Exercise prompt: Print the entire listing. Each line must match the original exactly.

[Stored items from a collection]
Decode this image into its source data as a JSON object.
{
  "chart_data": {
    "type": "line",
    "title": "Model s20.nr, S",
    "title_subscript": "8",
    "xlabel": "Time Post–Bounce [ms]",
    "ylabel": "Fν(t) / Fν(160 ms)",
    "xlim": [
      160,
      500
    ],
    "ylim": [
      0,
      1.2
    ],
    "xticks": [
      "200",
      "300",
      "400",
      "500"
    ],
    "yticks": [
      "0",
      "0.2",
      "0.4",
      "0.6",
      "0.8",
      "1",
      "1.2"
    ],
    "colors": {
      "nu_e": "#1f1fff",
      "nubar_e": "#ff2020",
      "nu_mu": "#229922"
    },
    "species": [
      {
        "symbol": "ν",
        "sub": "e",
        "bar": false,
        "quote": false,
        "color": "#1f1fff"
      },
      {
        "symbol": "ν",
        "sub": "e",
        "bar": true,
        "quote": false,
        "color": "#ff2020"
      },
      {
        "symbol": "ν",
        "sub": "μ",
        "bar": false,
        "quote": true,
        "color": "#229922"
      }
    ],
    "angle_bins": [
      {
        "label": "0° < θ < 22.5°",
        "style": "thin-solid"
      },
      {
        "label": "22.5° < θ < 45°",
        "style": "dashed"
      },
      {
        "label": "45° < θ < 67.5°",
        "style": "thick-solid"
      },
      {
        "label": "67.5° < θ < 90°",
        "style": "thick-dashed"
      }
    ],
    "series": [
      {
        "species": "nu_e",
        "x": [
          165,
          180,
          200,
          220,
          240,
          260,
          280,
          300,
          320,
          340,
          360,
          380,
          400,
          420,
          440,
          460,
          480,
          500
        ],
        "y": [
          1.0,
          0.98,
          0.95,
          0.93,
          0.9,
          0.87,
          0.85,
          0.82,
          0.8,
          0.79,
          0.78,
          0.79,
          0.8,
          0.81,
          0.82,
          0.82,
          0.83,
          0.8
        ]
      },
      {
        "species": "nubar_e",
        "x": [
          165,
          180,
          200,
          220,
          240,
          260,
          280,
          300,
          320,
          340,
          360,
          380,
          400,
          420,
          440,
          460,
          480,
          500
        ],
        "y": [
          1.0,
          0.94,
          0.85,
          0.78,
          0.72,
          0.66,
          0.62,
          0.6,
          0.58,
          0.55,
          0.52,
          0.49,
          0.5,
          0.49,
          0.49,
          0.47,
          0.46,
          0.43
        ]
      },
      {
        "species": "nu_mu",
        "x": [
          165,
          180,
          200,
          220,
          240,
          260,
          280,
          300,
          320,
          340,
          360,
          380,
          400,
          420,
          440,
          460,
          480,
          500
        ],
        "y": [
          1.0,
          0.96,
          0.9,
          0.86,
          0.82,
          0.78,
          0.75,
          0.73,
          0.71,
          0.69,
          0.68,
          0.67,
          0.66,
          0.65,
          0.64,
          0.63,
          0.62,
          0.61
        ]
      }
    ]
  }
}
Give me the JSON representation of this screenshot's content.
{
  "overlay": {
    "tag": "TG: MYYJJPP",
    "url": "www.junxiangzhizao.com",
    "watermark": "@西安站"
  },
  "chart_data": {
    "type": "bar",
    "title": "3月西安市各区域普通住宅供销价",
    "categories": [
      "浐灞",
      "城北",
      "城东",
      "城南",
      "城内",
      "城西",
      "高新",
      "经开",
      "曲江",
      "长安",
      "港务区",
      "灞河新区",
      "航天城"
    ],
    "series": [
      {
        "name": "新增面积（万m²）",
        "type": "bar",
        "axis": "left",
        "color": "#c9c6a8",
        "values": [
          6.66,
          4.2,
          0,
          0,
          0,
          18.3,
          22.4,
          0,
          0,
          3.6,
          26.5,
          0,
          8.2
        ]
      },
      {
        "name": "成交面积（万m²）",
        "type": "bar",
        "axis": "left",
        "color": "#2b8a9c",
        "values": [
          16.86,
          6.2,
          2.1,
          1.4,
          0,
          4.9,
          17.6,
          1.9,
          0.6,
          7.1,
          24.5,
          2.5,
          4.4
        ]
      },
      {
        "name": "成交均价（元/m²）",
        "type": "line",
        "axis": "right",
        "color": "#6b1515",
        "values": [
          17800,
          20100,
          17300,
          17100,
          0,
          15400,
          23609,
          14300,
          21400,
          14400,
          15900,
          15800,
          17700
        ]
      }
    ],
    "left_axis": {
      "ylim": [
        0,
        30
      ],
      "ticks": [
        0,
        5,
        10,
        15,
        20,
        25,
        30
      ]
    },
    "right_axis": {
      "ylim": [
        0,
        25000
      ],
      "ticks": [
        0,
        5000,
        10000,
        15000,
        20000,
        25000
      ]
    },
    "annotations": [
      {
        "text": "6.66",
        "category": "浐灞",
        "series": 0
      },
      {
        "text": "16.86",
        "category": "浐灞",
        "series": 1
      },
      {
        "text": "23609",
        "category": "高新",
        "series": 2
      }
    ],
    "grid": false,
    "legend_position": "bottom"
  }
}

Problem solution:
Decode this image into its source data as a JSON object.
{
  "chart_data": {
    "type": "line",
    "title": "Model s20.nr, S",
    "title_subscript": "8",
    "xlabel": "Time Post–Bounce [ms]",
    "ylabel": "Fν(t) / Fν(160 ms)",
    "xlim": [
      160,
      500
    ],
    "ylim": [
      0,
      1.2
    ],
    "xticks": [
      "200",
      "300",
      "400",
      "500"
    ],
    "yticks": [
      "0",
      "0.2",
      "0.4",
      "0.6",
      "0.8",
      "1",
      "1.2"
    ],
    "colors": {
      "nu_e": "#1f1fff",
      "nubar_e": "#ff2020",
      "nu_mu": "#229922"
    },
    "species": [
      {
        "symbol": "ν",
        "sub": "e",
        "bar": false,
        "quote": false,
        "color": "#1f1fff"
      },
      {
        "symbol": "ν",
        "sub": "e",
        "bar": true,
        "quote": false,
        "color": "#ff2020"
      },
      {
        "symbol": "ν",
        "sub": "μ",
        "bar": false,
        "quote": true,
        "color": "#229922"
      }
    ],
    "angle_bins": [
      {
        "label": "0° < θ < 22.5°",
        "style": "thin-solid"
      },
      {
        "label": "22.5° < θ < 45°",
        "style": "dashed"
      },
      {
        "label": "45° < θ < 67.5°",
        "style": "thick-solid"
      },
      {
        "label": "67.5° < θ < 90°",
        "style": "thick-dashed"
      }
    ],
    "series": [
      {
        "species": "nu_e",
        "x": [
          165,
          180,
          200,
          220,
          240,
          260,
          280,
          300,
          320,
          340,
          360,
          380,
          400,
          420,
          440,
          460,
          480,
          500
        ],
        "y": [
          1.0,
          0.98,
          0.95,
          0.93,
          0.9,
          0.87,
          0.85,
          0.82,
          0.8,
          0.79,
          0.78,
          0.79,
          0.8,
          0.81,
          0.82,
          0.82,
          0.83,
          0.8
        ]
      },
      {
        "species": "nubar_e",
        "x": [
          165,
          180,
          200,
          220,
          240,
          260,
          280,
          300,
          320,
          340,
          360,
          380,
          400,
          420,
          440,
          460,
          480,
          500
        ],
        "y": [
          1.0,
          0.94,
          0.85,
          0.78,
          0.72,
          0.66,
          0.62,
          0.6,
          0.58,
          0.55,
          0.52,
          0.49,
          0.5,
          0.49,
          0.49,
          0.47,
          0.46,
          0.43
        ]
      },
      {
        "species": "nu_mu",
        "x": [
          165,
          180,
          200,
          220,
          240,
          260,
          280,
          300,
          320,
          340,
          360,
          380,
          400,
          420,
          440,
          460,
          480,
          500
        ],
        "y": [
          1.0,
          0.96,
          0.9,
          0.86,
          0.82,
          0.78,
          0.75,
          0.73,
          0.71,
          0.69,
          0.68,
          0.67,
          0.66,
          0.65,
          0.64,
          0.63,
          0.62,
          0.61
        ]
      }
    ]
  }
}
Give me the JSON representation of this screenshot's content.
{
  "overlay": {
    "tag": "TG: MYYJJPP",
    "url": "www.junxiangzhizao.com",
    "watermark": "@西安站"
  },
  "chart_data": {
    "type": "bar",
    "title": "3月西安市各区域普通住宅供销价",
    "categories": [
      "浐灞",
      "城北",
      "城东",
      "城南",
      "城内",
      "城西",
      "高新",
      "经开",
      "曲江",
      "长安",
      "港务区",
      "灞河新区",
      "航天城"
    ],
    "series": [
      {
        "name": "新增面积（万m²）",
        "type": "bar",
        "axis": "left",
        "color": "#c9c6a8",
        "values": [
          6.66,
          4.2,
          0,
          0,
          0,
          18.3,
          22.4,
          0,
          0,
          3.6,
          26.5,
          0,
          8.2
        ]
      },
      {
        "name": "成交面积（万m²）",
        "type": "bar",
        "axis": "left",
        "color": "#2b8a9c",
        "values": [
          16.86,
          6.2,
          2.1,
          1.4,
          0,
          4.9,
          17.6,
          1.9,
          0.6,
          7.1,
          24.5,
          2.5,
          4.4
        ]
      },
      {
        "name": "成交均价（元/m²）",
        "type": "line",
        "axis": "right",
        "color": "#6b1515",
        "values": [
          17800,
          20100,
          17300,
          17100,
          0,
          15400,
          23609,
          14300,
          21400,
          14400,
          15900,
          15800,
          17700
        ]
      }
    ],
    "left_axis": {
      "ylim": [
        0,
        30
      ],
      "ticks": [
        0,
        5,
        10,
        15,
        20,
        25,
        30
      ]
    },
    "right_axis": {
      "ylim": [
        0,
        25000
      ],
      "ticks": [
        0,
        5000,
        10000,
        15000,
        20000,
        25000
      ]
    },
    "annotations": [
      {
        "text": "6.66",
        "category": "浐灞",
        "series": 0
      },
      {
        "text": "16.86",
        "category": "浐灞",
        "series": 1
      },
      {
        "text": "23609",
        "category": "高新",
        "series": 2
      }
    ],
    "grid": false,
    "legend_position": "bottom"
  }
}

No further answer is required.